To be done.
Your task is to print all of the data word for word.

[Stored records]
====

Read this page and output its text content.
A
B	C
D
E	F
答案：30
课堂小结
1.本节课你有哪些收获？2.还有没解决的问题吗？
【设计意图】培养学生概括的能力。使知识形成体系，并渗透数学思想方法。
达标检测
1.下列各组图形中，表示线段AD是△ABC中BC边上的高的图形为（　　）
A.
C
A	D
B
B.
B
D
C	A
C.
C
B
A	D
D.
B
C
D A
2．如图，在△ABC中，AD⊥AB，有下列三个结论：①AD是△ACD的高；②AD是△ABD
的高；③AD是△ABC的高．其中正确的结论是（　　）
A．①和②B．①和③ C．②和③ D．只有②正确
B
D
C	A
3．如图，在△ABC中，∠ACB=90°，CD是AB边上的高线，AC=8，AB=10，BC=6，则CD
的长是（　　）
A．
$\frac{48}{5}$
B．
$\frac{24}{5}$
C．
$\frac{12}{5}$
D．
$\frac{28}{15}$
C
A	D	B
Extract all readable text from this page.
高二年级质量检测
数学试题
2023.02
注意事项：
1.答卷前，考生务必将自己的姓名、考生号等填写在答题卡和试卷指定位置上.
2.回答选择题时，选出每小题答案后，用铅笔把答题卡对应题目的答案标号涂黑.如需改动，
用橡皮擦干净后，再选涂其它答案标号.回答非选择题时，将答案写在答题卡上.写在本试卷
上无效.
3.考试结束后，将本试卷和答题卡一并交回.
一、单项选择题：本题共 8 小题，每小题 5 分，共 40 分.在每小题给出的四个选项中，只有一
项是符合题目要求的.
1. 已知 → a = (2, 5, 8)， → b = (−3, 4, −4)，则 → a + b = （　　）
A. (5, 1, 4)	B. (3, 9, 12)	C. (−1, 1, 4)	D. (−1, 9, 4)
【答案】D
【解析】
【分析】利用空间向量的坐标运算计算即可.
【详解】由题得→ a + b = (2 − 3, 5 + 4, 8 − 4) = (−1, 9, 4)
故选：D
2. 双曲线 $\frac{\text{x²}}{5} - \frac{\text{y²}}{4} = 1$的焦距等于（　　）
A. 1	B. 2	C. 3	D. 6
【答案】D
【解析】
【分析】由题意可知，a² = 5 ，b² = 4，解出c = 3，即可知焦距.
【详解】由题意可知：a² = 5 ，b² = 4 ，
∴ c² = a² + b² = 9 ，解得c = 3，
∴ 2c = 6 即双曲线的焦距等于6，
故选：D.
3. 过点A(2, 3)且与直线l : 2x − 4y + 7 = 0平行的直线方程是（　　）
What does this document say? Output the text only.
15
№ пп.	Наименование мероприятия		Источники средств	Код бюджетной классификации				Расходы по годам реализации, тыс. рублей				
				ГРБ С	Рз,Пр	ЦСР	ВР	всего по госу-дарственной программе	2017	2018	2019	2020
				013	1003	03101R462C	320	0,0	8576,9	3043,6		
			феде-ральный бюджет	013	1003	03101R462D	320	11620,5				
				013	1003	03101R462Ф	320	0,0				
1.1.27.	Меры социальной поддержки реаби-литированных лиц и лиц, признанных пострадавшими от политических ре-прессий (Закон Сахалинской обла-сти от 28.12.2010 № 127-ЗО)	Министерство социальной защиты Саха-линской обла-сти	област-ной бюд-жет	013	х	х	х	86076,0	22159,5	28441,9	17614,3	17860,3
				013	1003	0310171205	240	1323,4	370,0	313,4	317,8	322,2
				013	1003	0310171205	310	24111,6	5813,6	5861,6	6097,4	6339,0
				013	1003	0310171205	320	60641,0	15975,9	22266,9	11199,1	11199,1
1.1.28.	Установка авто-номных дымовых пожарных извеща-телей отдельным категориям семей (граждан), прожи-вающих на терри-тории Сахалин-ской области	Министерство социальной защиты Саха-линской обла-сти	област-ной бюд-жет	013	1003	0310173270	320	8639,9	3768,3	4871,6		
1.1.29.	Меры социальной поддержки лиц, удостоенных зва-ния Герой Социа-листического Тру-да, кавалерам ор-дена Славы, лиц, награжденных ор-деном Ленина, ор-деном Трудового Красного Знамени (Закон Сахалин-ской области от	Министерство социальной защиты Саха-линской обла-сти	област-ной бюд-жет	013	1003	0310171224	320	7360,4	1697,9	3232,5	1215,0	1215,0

====

Finished task.
Read this page and output its text content.
A
B	C
D
E	F
答案：30
课堂小结
1.本节课你有哪些收获？2.还有没解决的问题吗？
【设计意图】培养学生概括的能力。使知识形成体系，并渗透数学思想方法。
达标检测
1.下列各组图形中，表示线段AD是△ABC中BC边上的高的图形为（　　）
A.
C
A	D
B
B.
B
D
C	A
C.
C
B
A	D
D.
B
C
D A
2．如图，在△ABC中，AD⊥AB，有下列三个结论：①AD是△ACD的高；②AD是△ABD
的高；③AD是△ABC的高．其中正确的结论是（　　）
A．①和②B．①和③ C．②和③ D．只有②正确
B
D
C	A
3．如图，在△ABC中，∠ACB=90°，CD是AB边上的高线，AC=8，AB=10，BC=6，则CD
的长是（　　）
A．
$\frac{48}{5}$
B．
$\frac{24}{5}$
C．
$\frac{12}{5}$
D．
$\frac{28}{15}$
C
A	D	B
Extract all readable text from this page.
高二年级质量检测
数学试题
2023.02
注意事项：
1.答卷前，考生务必将自己的姓名、考生号等填写在答题卡和试卷指定位置上.
2.回答选择题时，选出每小题答案后，用铅笔把答题卡对应题目的答案标号涂黑.如需改动，
用橡皮擦干净后，再选涂其它答案标号.回答非选择题时，将答案写在答题卡上.写在本试卷
上无效.
3.考试结束后，将本试卷和答题卡一并交回.
一、单项选择题：本题共 8 小题，每小题 5 分，共 40 分.在每小题给出的四个选项中，只有一
项是符合题目要求的.
1. 已知 → a = (2, 5, 8)， → b = (−3, 4, −4)，则 → a + b = （　　）
A. (5, 1, 4)	B. (3, 9, 12)	C. (−1, 1, 4)	D. (−1, 9, 4)
【答案】D
【解析】
【分析】利用空间向量的坐标运算计算即可.
【详解】由题得→ a + b = (2 − 3, 5 + 4, 8 − 4) = (−1, 9, 4)
故选：D
2. 双曲线 $\frac{\text{x²}}{5} - \frac{\text{y²}}{4} = 1$的焦距等于（　　）
A. 1	B. 2	C. 3	D. 6
【答案】D
【解析】
【分析】由题意可知，a² = 5 ，b² = 4，解出c = 3，即可知焦距.
【详解】由题意可知：a² = 5 ，b² = 4 ，
∴ c² = a² + b² = 9 ，解得c = 3，
∴ 2c = 6 即双曲线的焦距等于6，
故选：D.
3. 过点A(2, 3)且与直线l : 2x − 4y + 7 = 0平行的直线方程是（　　）
What does this document say? Output the text only.
15
№ пп.	Наименование мероприятия		Источники средств	Код бюджетной классификации				Расходы по годам реализации, тыс. рублей				
				ГРБ С	Рз,Пр	ЦСР	ВР	всего по госу-дарственной программе	2017	2018	2019	2020
				013	1003	03101R462C	320	0,0	8576,9	3043,6		
			феде-ральный бюджет	013	1003	03101R462D	320	11620,5				
				013	1003	03101R462Ф	320	0,0				
1.1.27.	Меры социальной поддержки реаби-литированных лиц и лиц, признанных пострадавшими от политических ре-прессий (Закон Сахалинской обла-сти от 28.12.2010 № 127-ЗО)	Министерство социальной защиты Саха-линской обла-сти	област-ной бюд-жет	013	х	х	х	86076,0	22159,5	28441,9	17614,3	17860,3
				013	1003	0310171205	240	1323,4	370,0	313,4	317,8	322,2
				013	1003	0310171205	310	24111,6	5813,6	5861,6	6097,4	6339,0
				013	1003	0310171205	320	60641,0	15975,9	22266,9	11199,1	11199,1
1.1.28.	Установка авто-номных дымовых пожарных извеща-телей отдельным категориям семей (граждан), прожи-вающих на терри-тории Сахалин-ской области	Министерство социальной защиты Саха-линской обла-сти	област-ной бюд-жет	013	1003	0310173270	320	8639,9	3768,3	4871,6		
1.1.29.	Меры социальной поддержки лиц, удостоенных зва-ния Герой Социа-листического Тру-да, кавалерам ор-дена Славы, лиц, награжденных ор-деном Ленина, ор-деном Трудового Красного Знамени (Закон Сахалин-ской области от	Министерство социальной защиты Саха-линской обла-сти	област-ной бюд-жет	013	1003	0310171224	320	7360,4	1697,9	3232,5	1215,0	1215,0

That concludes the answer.